• _Extracted data_
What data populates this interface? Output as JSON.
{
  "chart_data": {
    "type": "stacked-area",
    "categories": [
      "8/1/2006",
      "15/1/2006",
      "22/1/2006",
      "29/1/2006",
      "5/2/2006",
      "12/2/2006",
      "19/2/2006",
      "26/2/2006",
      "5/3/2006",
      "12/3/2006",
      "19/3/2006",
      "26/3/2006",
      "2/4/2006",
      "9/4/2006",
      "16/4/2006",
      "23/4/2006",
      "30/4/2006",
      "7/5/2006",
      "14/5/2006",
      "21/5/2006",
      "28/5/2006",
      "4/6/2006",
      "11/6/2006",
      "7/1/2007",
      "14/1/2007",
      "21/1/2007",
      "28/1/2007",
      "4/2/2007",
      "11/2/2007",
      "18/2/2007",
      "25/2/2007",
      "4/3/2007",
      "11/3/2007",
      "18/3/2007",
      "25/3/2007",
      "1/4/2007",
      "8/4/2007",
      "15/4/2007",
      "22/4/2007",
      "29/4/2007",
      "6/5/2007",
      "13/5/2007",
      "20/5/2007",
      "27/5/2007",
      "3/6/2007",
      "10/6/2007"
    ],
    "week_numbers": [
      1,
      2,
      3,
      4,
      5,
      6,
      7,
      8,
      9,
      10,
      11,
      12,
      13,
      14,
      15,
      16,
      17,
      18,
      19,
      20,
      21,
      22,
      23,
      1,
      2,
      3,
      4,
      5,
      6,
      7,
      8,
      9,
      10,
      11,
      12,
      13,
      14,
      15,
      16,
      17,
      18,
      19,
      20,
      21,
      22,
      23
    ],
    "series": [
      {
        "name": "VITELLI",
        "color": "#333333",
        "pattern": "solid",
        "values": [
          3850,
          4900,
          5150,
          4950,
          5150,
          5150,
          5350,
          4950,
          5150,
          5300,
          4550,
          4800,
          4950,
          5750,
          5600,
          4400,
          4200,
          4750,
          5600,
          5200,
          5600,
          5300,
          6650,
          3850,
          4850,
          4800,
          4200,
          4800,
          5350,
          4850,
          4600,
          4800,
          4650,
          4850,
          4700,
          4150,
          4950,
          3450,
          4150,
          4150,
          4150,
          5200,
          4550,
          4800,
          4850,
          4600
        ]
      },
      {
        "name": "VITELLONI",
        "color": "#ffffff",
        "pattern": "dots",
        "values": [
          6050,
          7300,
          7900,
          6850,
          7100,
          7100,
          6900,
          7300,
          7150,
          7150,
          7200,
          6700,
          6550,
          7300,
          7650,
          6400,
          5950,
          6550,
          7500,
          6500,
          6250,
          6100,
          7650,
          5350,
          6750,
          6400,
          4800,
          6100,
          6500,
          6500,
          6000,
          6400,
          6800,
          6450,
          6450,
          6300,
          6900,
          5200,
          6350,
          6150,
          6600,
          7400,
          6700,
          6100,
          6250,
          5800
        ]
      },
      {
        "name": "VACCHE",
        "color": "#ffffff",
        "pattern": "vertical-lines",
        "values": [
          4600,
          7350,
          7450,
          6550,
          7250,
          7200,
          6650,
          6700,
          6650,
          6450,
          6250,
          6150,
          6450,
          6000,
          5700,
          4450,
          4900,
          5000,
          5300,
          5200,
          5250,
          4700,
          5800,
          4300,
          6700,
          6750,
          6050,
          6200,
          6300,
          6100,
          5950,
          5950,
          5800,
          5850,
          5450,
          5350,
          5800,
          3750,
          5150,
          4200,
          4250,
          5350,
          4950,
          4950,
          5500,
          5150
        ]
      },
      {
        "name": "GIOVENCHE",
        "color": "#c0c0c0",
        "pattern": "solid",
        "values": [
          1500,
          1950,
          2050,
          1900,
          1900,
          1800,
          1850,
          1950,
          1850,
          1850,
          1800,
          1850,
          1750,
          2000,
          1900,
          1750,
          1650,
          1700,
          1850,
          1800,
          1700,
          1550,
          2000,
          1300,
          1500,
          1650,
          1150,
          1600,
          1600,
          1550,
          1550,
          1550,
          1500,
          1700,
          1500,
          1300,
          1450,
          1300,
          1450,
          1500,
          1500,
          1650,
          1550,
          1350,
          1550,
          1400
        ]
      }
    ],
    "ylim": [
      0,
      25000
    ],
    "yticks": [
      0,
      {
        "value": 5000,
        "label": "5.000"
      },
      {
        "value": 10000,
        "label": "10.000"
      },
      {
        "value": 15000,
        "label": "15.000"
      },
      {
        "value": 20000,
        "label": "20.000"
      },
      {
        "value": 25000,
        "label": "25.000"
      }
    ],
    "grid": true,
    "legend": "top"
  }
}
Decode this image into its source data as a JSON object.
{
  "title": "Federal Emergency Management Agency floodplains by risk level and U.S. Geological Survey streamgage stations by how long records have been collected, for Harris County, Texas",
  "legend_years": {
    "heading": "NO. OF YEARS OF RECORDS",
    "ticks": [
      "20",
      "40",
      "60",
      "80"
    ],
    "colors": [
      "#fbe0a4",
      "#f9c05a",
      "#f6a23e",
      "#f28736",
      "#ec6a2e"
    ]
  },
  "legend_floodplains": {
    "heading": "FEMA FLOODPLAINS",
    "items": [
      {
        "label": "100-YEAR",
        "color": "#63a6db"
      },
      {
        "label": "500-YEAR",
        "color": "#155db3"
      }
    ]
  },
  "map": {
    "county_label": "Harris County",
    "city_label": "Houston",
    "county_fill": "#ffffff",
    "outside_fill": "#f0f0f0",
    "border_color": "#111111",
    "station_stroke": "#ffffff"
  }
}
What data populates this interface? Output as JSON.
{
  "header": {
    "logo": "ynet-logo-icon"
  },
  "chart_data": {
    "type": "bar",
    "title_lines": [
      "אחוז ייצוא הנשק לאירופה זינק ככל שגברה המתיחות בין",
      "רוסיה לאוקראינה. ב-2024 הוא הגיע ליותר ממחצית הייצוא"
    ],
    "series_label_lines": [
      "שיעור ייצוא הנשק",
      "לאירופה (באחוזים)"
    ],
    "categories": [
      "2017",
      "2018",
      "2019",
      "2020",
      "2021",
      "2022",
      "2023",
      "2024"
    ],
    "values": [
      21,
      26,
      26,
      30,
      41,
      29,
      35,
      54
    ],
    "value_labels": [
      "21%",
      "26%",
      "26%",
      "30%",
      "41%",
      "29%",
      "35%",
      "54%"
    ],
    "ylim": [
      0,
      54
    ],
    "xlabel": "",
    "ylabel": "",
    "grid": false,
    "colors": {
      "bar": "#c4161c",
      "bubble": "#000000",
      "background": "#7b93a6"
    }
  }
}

• _Instructions for the task_
Extract every record and return it verbatim.

• _Expected answer_
What data populates this interface? Output as JSON.
{
  "chart_data": {
    "type": "stacked-area",
    "categories": [
      "8/1/2006",
      "15/1/2006",
      "22/1/2006",
      "29/1/2006",
      "5/2/2006",
      "12/2/2006",
      "19/2/2006",
      "26/2/2006",
      "5/3/2006",
      "12/3/2006",
      "19/3/2006",
      "26/3/2006",
      "2/4/2006",
      "9/4/2006",
      "16/4/2006",
      "23/4/2006",
      "30/4/2006",
      "7/5/2006",
      "14/5/2006",
      "21/5/2006",
      "28/5/2006",
      "4/6/2006",
      "11/6/2006",
      "7/1/2007",
      "14/1/2007",
      "21/1/2007",
      "28/1/2007",
      "4/2/2007",
      "11/2/2007",
      "18/2/2007",
      "25/2/2007",
      "4/3/2007",
      "11/3/2007",
      "18/3/2007",
      "25/3/2007",
      "1/4/2007",
      "8/4/2007",
      "15/4/2007",
      "22/4/2007",
      "29/4/2007",
      "6/5/2007",
      "13/5/2007",
      "20/5/2007",
      "27/5/2007",
      "3/6/2007",
      "10/6/2007"
    ],
    "week_numbers": [
      1,
      2,
      3,
      4,
      5,
      6,
      7,
      8,
      9,
      10,
      11,
      12,
      13,
      14,
      15,
      16,
      17,
      18,
      19,
      20,
      21,
      22,
      23,
      1,
      2,
      3,
      4,
      5,
      6,
      7,
      8,
      9,
      10,
      11,
      12,
      13,
      14,
      15,
      16,
      17,
      18,
      19,
      20,
      21,
      22,
      23
    ],
    "series": [
      {
        "name": "VITELLI",
        "color": "#333333",
        "pattern": "solid",
        "values": [
          3850,
          4900,
          5150,
          4950,
          5150,
          5150,
          5350,
          4950,
          5150,
          5300,
          4550,
          4800,
          4950,
          5750,
          5600,
          4400,
          4200,
          4750,
          5600,
          5200,
          5600,
          5300,
          6650,
          3850,
          4850,
          4800,
          4200,
          4800,
          5350,
          4850,
          4600,
          4800,
          4650,
          4850,
          4700,
          4150,
          4950,
          3450,
          4150,
          4150,
          4150,
          5200,
          4550,
          4800,
          4850,
          4600
        ]
      },
      {
        "name": "VITELLONI",
        "color": "#ffffff",
        "pattern": "dots",
        "values": [
          6050,
          7300,
          7900,
          6850,
          7100,
          7100,
          6900,
          7300,
          7150,
          7150,
          7200,
          6700,
          6550,
          7300,
          7650,
          6400,
          5950,
          6550,
          7500,
          6500,
          6250,
          6100,
          7650,
          5350,
          6750,
          6400,
          4800,
          6100,
          6500,
          6500,
          6000,
          6400,
          6800,
          6450,
          6450,
          6300,
          6900,
          5200,
          6350,
          6150,
          6600,
          7400,
          6700,
          6100,
          6250,
          5800
        ]
      },
      {
        "name": "VACCHE",
        "color": "#ffffff",
        "pattern": "vertical-lines",
        "values": [
          4600,
          7350,
          7450,
          6550,
          7250,
          7200,
          6650,
          6700,
          6650,
          6450,
          6250,
          6150,
          6450,
          6000,
          5700,
          4450,
          4900,
          5000,
          5300,
          5200,
          5250,
          4700,
          5800,
          4300,
          6700,
          6750,
          6050,
          6200,
          6300,
          6100,
          5950,
          5950,
          5800,
          5850,
          5450,
          5350,
          5800,
          3750,
          5150,
          4200,
          4250,
          5350,
          4950,
          4950,
          5500,
          5150
        ]
      },
      {
        "name": "GIOVENCHE",
        "color": "#c0c0c0",
        "pattern": "solid",
        "values": [
          1500,
          1950,
          2050,
          1900,
          1900,
          1800,
          1850,
          1950,
          1850,
          1850,
          1800,
          1850,
          1750,
          2000,
          1900,
          1750,
          1650,
          1700,
          1850,
          1800,
          1700,
          1550,
          2000,
          1300,
          1500,
          1650,
          1150,
          1600,
          1600,
          1550,
          1550,
          1550,
          1500,
          1700,
          1500,
          1300,
          1450,
          1300,
          1450,
          1500,
          1500,
          1650,
          1550,
          1350,
          1550,
          1400
        ]
      }
    ],
    "ylim": [
      0,
      25000
    ],
    "yticks": [
      0,
      {
        "value": 5000,
        "label": "5.000"
      },
      {
        "value": 10000,
        "label": "10.000"
      },
      {
        "value": 15000,
        "label": "15.000"
      },
      {
        "value": 20000,
        "label": "20.000"
      },
      {
        "value": 25000,
        "label": "25.000"
      }
    ],
    "grid": true,
    "legend": "top"
  }
}
Decode this image into its source data as a JSON object.
{
  "title": "Federal Emergency Management Agency floodplains by risk level and U.S. Geological Survey streamgage stations by how long records have been collected, for Harris County, Texas",
  "legend_years": {
    "heading": "NO. OF YEARS OF RECORDS",
    "ticks": [
      "20",
      "40",
      "60",
      "80"
    ],
    "colors": [
      "#fbe0a4",
      "#f9c05a",
      "#f6a23e",
      "#f28736",
      "#ec6a2e"
    ]
  },
  "legend_floodplains": {
    "heading": "FEMA FLOODPLAINS",
    "items": [
      {
        "label": "100-YEAR",
        "color": "#63a6db"
      },
      {
        "label": "500-YEAR",
        "color": "#155db3"
      }
    ]
  },
  "map": {
    "county_label": "Harris County",
    "city_label": "Houston",
    "county_fill": "#ffffff",
    "outside_fill": "#f0f0f0",
    "border_color": "#111111",
    "station_stroke": "#ffffff"
  }
}
What data populates this interface? Output as JSON.
{
  "header": {
    "logo": "ynet-logo-icon"
  },
  "chart_data": {
    "type": "bar",
    "title_lines": [
      "אחוז ייצוא הנשק לאירופה זינק ככל שגברה המתיחות בין",
      "רוסיה לאוקראינה. ב-2024 הוא הגיע ליותר ממחצית הייצוא"
    ],
    "series_label_lines": [
      "שיעור ייצוא הנשק",
      "לאירופה (באחוזים)"
    ],
    "categories": [
      "2017",
      "2018",
      "2019",
      "2020",
      "2021",
      "2022",
      "2023",
      "2024"
    ],
    "values": [
      21,
      26,
      26,
      30,
      41,
      29,
      35,
      54
    ],
    "value_labels": [
      "21%",
      "26%",
      "26%",
      "30%",
      "41%",
      "29%",
      "35%",
      "54%"
    ],
    "ylim": [
      0,
      54
    ],
    "xlabel": "",
    "ylabel": "",
    "grid": false,
    "colors": {
      "bar": "#c4161c",
      "bubble": "#000000",
      "background": "#7b93a6"
    }
  }
}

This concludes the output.